Your job is to restate each entry word for word.

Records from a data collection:

---------------

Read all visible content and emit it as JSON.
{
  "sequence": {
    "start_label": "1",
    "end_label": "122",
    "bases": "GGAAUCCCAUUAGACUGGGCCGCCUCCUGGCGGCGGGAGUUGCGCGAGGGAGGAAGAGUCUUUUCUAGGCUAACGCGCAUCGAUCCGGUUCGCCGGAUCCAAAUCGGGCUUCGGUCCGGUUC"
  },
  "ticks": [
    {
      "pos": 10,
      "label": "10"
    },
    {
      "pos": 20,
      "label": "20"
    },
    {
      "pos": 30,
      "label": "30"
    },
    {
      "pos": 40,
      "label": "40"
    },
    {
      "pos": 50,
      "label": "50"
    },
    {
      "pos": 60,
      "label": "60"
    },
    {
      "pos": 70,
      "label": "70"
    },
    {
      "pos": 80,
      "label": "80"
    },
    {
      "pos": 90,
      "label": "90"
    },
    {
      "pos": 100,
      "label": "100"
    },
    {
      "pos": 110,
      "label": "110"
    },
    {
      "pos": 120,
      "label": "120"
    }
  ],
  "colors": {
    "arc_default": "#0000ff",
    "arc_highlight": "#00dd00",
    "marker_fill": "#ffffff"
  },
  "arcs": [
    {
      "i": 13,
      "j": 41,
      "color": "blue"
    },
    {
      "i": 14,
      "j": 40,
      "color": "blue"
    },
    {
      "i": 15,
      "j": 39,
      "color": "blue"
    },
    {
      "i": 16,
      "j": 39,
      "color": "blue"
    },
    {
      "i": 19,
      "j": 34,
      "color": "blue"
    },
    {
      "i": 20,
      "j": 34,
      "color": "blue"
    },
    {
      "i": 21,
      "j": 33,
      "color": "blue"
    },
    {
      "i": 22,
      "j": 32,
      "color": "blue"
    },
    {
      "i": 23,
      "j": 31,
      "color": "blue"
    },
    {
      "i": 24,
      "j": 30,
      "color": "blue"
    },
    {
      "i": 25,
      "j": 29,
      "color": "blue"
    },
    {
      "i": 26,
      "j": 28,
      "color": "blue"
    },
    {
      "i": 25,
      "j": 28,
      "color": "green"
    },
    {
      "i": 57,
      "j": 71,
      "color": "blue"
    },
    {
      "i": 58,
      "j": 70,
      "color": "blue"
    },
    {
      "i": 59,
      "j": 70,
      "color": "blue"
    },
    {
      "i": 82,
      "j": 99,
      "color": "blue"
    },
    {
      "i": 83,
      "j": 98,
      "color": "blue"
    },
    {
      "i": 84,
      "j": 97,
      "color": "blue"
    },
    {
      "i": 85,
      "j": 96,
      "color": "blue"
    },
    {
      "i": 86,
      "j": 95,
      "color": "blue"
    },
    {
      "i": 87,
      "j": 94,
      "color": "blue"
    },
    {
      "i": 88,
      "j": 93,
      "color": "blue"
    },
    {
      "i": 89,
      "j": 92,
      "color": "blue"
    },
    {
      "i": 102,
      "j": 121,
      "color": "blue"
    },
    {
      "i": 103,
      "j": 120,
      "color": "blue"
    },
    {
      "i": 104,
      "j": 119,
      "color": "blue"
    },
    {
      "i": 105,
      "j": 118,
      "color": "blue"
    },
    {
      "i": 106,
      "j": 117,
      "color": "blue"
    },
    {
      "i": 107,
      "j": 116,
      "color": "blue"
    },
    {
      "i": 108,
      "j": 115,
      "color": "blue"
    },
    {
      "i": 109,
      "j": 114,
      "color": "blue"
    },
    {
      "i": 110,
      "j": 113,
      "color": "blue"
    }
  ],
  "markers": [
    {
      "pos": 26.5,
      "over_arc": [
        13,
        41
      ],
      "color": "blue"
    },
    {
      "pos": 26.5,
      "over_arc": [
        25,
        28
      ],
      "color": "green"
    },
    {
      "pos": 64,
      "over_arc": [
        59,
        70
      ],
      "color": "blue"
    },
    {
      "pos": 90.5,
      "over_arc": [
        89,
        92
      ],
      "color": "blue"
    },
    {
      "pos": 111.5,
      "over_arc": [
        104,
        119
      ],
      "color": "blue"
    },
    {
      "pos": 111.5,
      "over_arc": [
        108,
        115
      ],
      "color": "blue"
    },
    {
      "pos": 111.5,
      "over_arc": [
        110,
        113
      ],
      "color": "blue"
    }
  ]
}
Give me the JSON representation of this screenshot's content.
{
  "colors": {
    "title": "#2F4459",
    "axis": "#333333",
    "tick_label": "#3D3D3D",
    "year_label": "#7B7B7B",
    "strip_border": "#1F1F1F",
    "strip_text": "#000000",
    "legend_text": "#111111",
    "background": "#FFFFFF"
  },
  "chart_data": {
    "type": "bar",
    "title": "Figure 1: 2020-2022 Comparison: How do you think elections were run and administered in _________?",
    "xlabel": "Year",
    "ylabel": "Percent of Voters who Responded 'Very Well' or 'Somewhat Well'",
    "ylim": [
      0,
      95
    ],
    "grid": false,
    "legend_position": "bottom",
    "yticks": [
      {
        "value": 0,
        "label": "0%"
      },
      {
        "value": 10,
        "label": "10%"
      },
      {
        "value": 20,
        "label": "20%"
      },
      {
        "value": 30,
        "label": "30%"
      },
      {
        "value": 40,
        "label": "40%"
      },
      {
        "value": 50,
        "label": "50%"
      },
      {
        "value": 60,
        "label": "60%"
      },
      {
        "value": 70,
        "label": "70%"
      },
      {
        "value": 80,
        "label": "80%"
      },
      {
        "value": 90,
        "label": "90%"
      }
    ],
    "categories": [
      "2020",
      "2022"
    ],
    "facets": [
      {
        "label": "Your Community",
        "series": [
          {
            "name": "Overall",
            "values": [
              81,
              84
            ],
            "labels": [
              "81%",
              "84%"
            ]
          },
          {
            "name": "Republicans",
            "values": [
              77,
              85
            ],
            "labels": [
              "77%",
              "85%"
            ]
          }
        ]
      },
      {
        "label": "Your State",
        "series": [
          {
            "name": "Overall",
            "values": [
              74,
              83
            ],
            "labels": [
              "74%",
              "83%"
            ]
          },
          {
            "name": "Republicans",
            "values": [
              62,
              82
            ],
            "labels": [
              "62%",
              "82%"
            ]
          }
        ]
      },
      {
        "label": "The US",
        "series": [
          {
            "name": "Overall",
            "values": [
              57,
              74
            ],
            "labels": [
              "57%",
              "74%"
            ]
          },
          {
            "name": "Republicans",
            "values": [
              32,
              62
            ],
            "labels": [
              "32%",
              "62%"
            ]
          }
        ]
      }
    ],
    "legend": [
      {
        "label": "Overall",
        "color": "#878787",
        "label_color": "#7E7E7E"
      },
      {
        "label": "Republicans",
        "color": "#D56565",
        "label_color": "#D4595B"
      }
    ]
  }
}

---------------

**Solution for this problem**
Read all visible content and emit it as JSON.
{
  "sequence": {
    "start_label": "1",
    "end_label": "122",
    "bases": "GGAAUCCCAUUAGACUGGGCCGCCUCCUGGCGGCGGGAGUUGCGCGAGGGAGGAAGAGUCUUUUCUAGGCUAACGCGCAUCGAUCCGGUUCGCCGGAUCCAAAUCGGGCUUCGGUCCGGUUC"
  },
  "ticks": [
    {
      "pos": 10,
      "label": "10"
    },
    {
      "pos": 20,
      "label": "20"
    },
    {
      "pos": 30,
      "label": "30"
    },
    {
      "pos": 40,
      "label": "40"
    },
    {
      "pos": 50,
      "label": "50"
    },
    {
      "pos": 60,
      "label": "60"
    },
    {
      "pos": 70,
      "label": "70"
    },
    {
      "pos": 80,
      "label": "80"
    },
    {
      "pos": 90,
      "label": "90"
    },
    {
      "pos": 100,
      "label": "100"
    },
    {
      "pos": 110,
      "label": "110"
    },
    {
      "pos": 120,
      "label": "120"
    }
  ],
  "colors": {
    "arc_default": "#0000ff",
    "arc_highlight": "#00dd00",
    "marker_fill": "#ffffff"
  },
  "arcs": [
    {
      "i": 13,
      "j": 41,
      "color": "blue"
    },
    {
      "i": 14,
      "j": 40,
      "color": "blue"
    },
    {
      "i": 15,
      "j": 39,
      "color": "blue"
    },
    {
      "i": 16,
      "j": 39,
      "color": "blue"
    },
    {
      "i": 19,
      "j": 34,
      "color": "blue"
    },
    {
      "i": 20,
      "j": 34,
      "color": "blue"
    },
    {
      "i": 21,
      "j": 33,
      "color": "blue"
    },
    {
      "i": 22,
      "j": 32,
      "color": "blue"
    },
    {
      "i": 23,
      "j": 31,
      "color": "blue"
    },
    {
      "i": 24,
      "j": 30,
      "color": "blue"
    },
    {
      "i": 25,
      "j": 29,
      "color": "blue"
    },
    {
      "i": 26,
      "j": 28,
      "color": "blue"
    },
    {
      "i": 25,
      "j": 28,
      "color": "green"
    },
    {
      "i": 57,
      "j": 71,
      "color": "blue"
    },
    {
      "i": 58,
      "j": 70,
      "color": "blue"
    },
    {
      "i": 59,
      "j": 70,
      "color": "blue"
    },
    {
      "i": 82,
      "j": 99,
      "color": "blue"
    },
    {
      "i": 83,
      "j": 98,
      "color": "blue"
    },
    {
      "i": 84,
      "j": 97,
      "color": "blue"
    },
    {
      "i": 85,
      "j": 96,
      "color": "blue"
    },
    {
      "i": 86,
      "j": 95,
      "color": "blue"
    },
    {
      "i": 87,
      "j": 94,
      "color": "blue"
    },
    {
      "i": 88,
      "j": 93,
      "color": "blue"
    },
    {
      "i": 89,
      "j": 92,
      "color": "blue"
    },
    {
      "i": 102,
      "j": 121,
      "color": "blue"
    },
    {
      "i": 103,
      "j": 120,
      "color": "blue"
    },
    {
      "i": 104,
      "j": 119,
      "color": "blue"
    },
    {
      "i": 105,
      "j": 118,
      "color": "blue"
    },
    {
      "i": 106,
      "j": 117,
      "color": "blue"
    },
    {
      "i": 107,
      "j": 116,
      "color": "blue"
    },
    {
      "i": 108,
      "j": 115,
      "color": "blue"
    },
    {
      "i": 109,
      "j": 114,
      "color": "blue"
    },
    {
      "i": 110,
      "j": 113,
      "color": "blue"
    }
  ],
  "markers": [
    {
      "pos": 26.5,
      "over_arc": [
        13,
        41
      ],
      "color": "blue"
    },
    {
      "pos": 26.5,
      "over_arc": [
        25,
        28
      ],
      "color": "green"
    },
    {
      "pos": 64,
      "over_arc": [
        59,
        70
      ],
      "color": "blue"
    },
    {
      "pos": 90.5,
      "over_arc": [
        89,
        92
      ],
      "color": "blue"
    },
    {
      "pos": 111.5,
      "over_arc": [
        104,
        119
      ],
      "color": "blue"
    },
    {
      "pos": 111.5,
      "over_arc": [
        108,
        115
      ],
      "color": "blue"
    },
    {
      "pos": 111.5,
      "over_arc": [
        110,
        113
      ],
      "color": "blue"
    }
  ]
}
Give me the JSON representation of this screenshot's content.
{
  "colors": {
    "title": "#2F4459",
    "axis": "#333333",
    "tick_label": "#3D3D3D",
    "year_label": "#7B7B7B",
    "strip_border": "#1F1F1F",
    "strip_text": "#000000",
    "legend_text": "#111111",
    "background": "#FFFFFF"
  },
  "chart_data": {
    "type": "bar",
    "title": "Figure 1: 2020-2022 Comparison: How do you think elections were run and administered in _________?",
    "xlabel": "Year",
    "ylabel": "Percent of Voters who Responded 'Very Well' or 'Somewhat Well'",
    "ylim": [
      0,
      95
    ],
    "grid": false,
    "legend_position": "bottom",
    "yticks": [
      {
        "value": 0,
        "label": "0%"
      },
      {
        "value": 10,
        "label": "10%"
      },
      {
        "value": 20,
        "label": "20%"
      },
      {
        "value": 30,
        "label": "30%"
      },
      {
        "value": 40,
        "label": "40%"
      },
      {
        "value": 50,
        "label": "50%"
      },
      {
        "value": 60,
        "label": "60%"
      },
      {
        "value": 70,
        "label": "70%"
      },
      {
        "value": 80,
        "label": "80%"
      },
      {
        "value": 90,
        "label": "90%"
      }
    ],
    "categories": [
      "2020",
      "2022"
    ],
    "facets": [
      {
        "label": "Your Community",
        "series": [
          {
            "name": "Overall",
            "values": [
              81,
              84
            ],
            "labels": [
              "81%",
              "84%"
            ]
          },
          {
            "name": "Republicans",
            "values": [
              77,
              85
            ],
            "labels": [
              "77%",
              "85%"
            ]
          }
        ]
      },
      {
        "label": "Your State",
        "series": [
          {
            "name": "Overall",
            "values": [
              74,
              83
            ],
            "labels": [
              "74%",
              "83%"
            ]
          },
          {
            "name": "Republicans",
            "values": [
              62,
              82
            ],
            "labels": [
              "62%",
              "82%"
            ]
          }
        ]
      },
      {
        "label": "The US",
        "series": [
          {
            "name": "Overall",
            "values": [
              57,
              74
            ],
            "labels": [
              "57%",
              "74%"
            ]
          },
          {
            "name": "Republicans",
            "values": [
              32,
              62
            ],
            "labels": [
              "32%",
              "62%"
            ]
          }
        ]
      }
    ],
    "legend": [
      {
        "label": "Overall",
        "color": "#878787",
        "label_color": "#7E7E7E"
      },
      {
        "label": "Republicans",
        "color": "#D56565",
        "label_color": "#D4595B"
      }
    ]
  }
}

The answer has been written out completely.